◆ **Written task**: Repeat the records verbatim and leave the pictures out of your copy.

◆ **Dataset rows**:
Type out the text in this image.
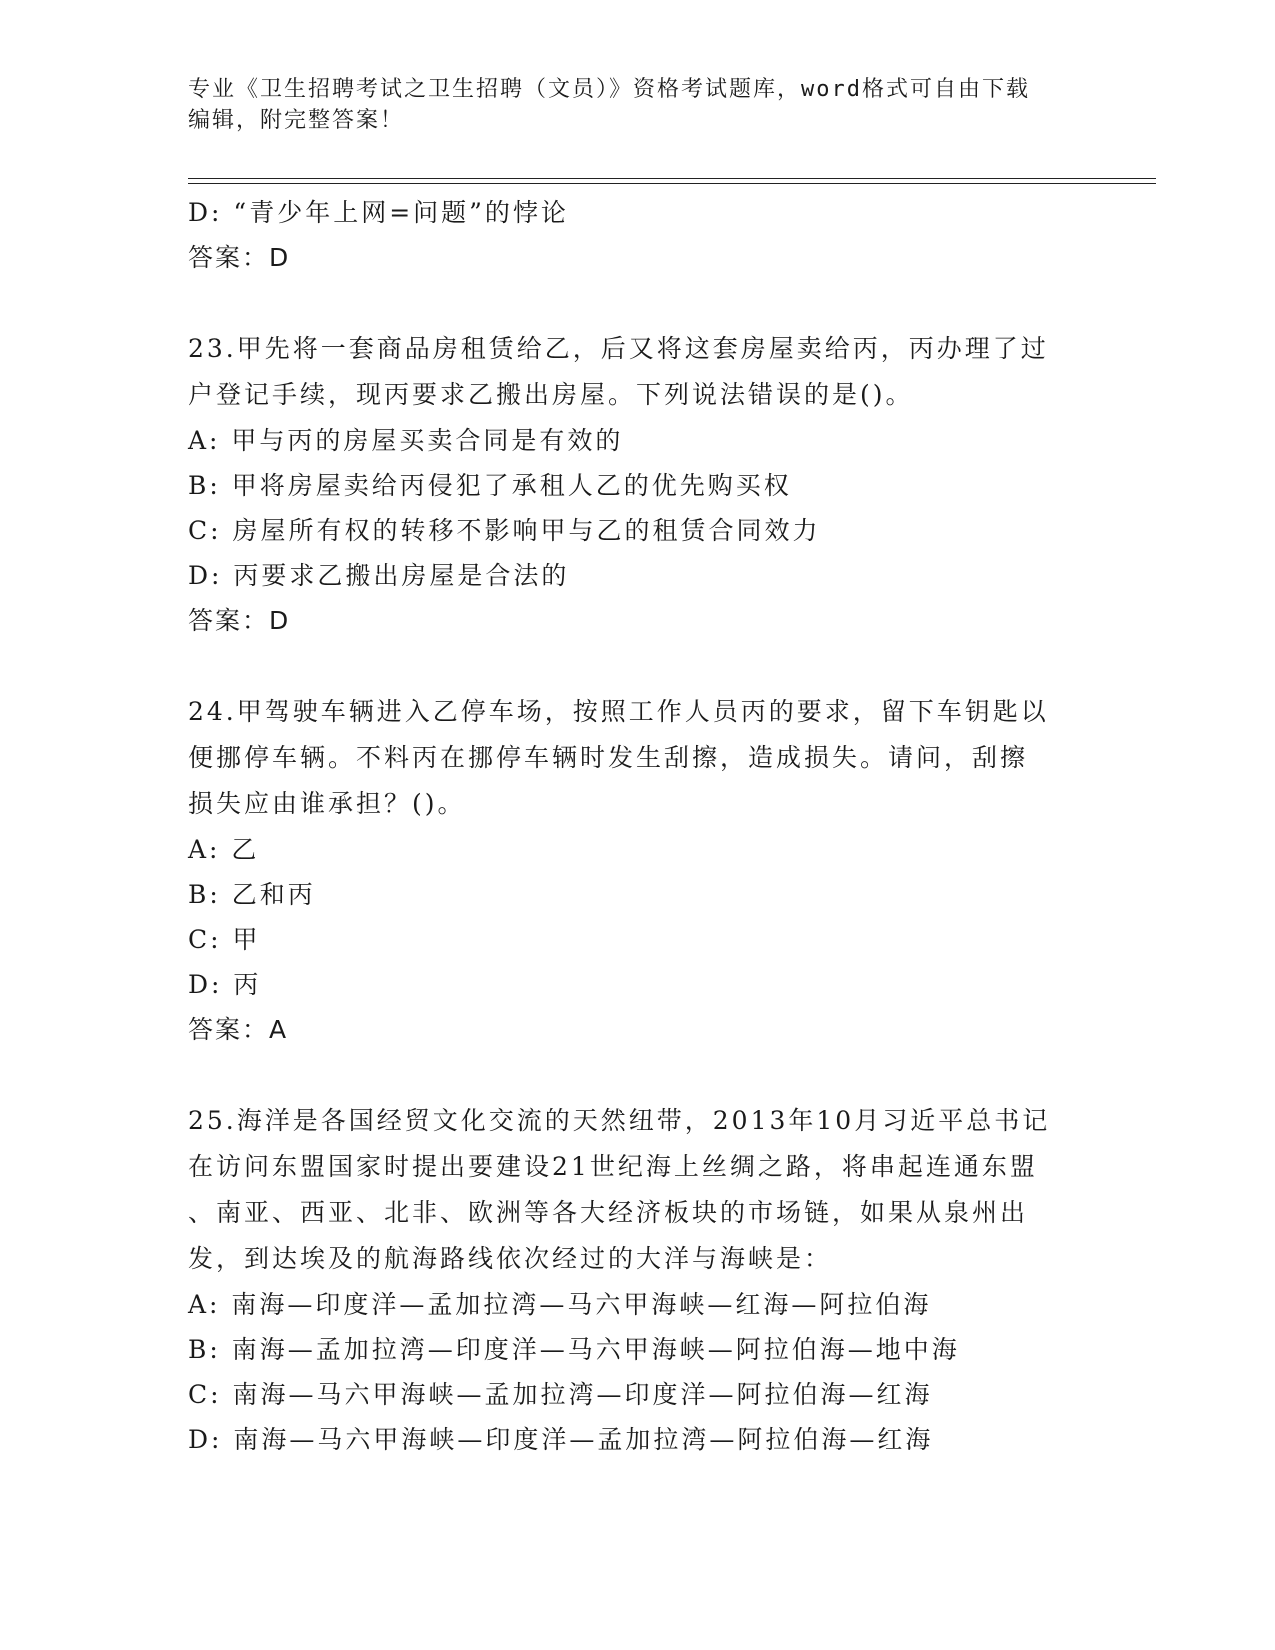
专业《卫生招聘考试之卫生招聘（文员）》资格考试题库，word格式可自由下载
编辑，附完整答案！
D: “青少年上网=问题”的悖论
答案：D
23.甲先将一套商品房租赁给乙，后又将这套房屋卖给丙，丙办理了过
户登记手续，现丙要求乙搬出房屋。下列说法错误的是()。
A: 甲与丙的房屋买卖合同是有效的
B: 甲将房屋卖给丙侵犯了承租人乙的优先购买权
C: 房屋所有权的转移不影响甲与乙的租赁合同效力
D: 丙要求乙搬出房屋是合法的
答案：D
24.甲驾驶车辆进入乙停车场，按照工作人员丙的要求，留下车钥匙以
便挪停车辆。不料丙在挪停车辆时发生刮擦，造成损失。请问，刮擦
损失应由谁承担？()。
A: 乙
B: 乙和丙
C: 甲
D: 丙
答案：A
25.海洋是各国经贸文化交流的天然纽带，2013年10月习近平总书记
在访问东盟国家时提出要建设21世纪海上丝绸之路，将串起连通东盟
、南亚、西亚、北非、欧洲等各大经济板块的市场链，如果从泉州出
发，到达埃及的航海路线依次经过的大洋与海峡是：
A: 南海—印度洋—孟加拉湾—马六甲海峡—红海—阿拉伯海
B: 南海—孟加拉湾—印度洋—马六甲海峡—阿拉伯海—地中海
C: 南海—马六甲海峡—孟加拉湾—印度洋—阿拉伯海—红海
D: 南海—马六甲海峡—印度洋—孟加拉湾—阿拉伯海—红海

◆ **Reply to the task**:
Type out the text in this image.
专业《卫生招聘考试之卫生招聘（文员）》资格考试题库，word格式可自由下载
编辑，附完整答案！
D: “青少年上网=问题”的悖论
答案：D
23.甲先将一套商品房租赁给乙，后又将这套房屋卖给丙，丙办理了过
户登记手续，现丙要求乙搬出房屋。下列说法错误的是()。
A: 甲与丙的房屋买卖合同是有效的
B: 甲将房屋卖给丙侵犯了承租人乙的优先购买权
C: 房屋所有权的转移不影响甲与乙的租赁合同效力
D: 丙要求乙搬出房屋是合法的
答案：D
24.甲驾驶车辆进入乙停车场，按照工作人员丙的要求，留下车钥匙以
便挪停车辆。不料丙在挪停车辆时发生刮擦，造成损失。请问，刮擦
损失应由谁承担？()。
A: 乙
B: 乙和丙
C: 甲
D: 丙
答案：A
25.海洋是各国经贸文化交流的天然纽带，2013年10月习近平总书记
在访问东盟国家时提出要建设21世纪海上丝绸之路，将串起连通东盟
、南亚、西亚、北非、欧洲等各大经济板块的市场链，如果从泉州出
发，到达埃及的航海路线依次经过的大洋与海峡是：
A: 南海—印度洋—孟加拉湾—马六甲海峡—红海—阿拉伯海
B: 南海—孟加拉湾—印度洋—马六甲海峡—阿拉伯海—地中海
C: 南海—马六甲海峡—孟加拉湾—印度洋—阿拉伯海—红海
D: 南海—马六甲海峡—印度洋—孟加拉湾—阿拉伯海—红海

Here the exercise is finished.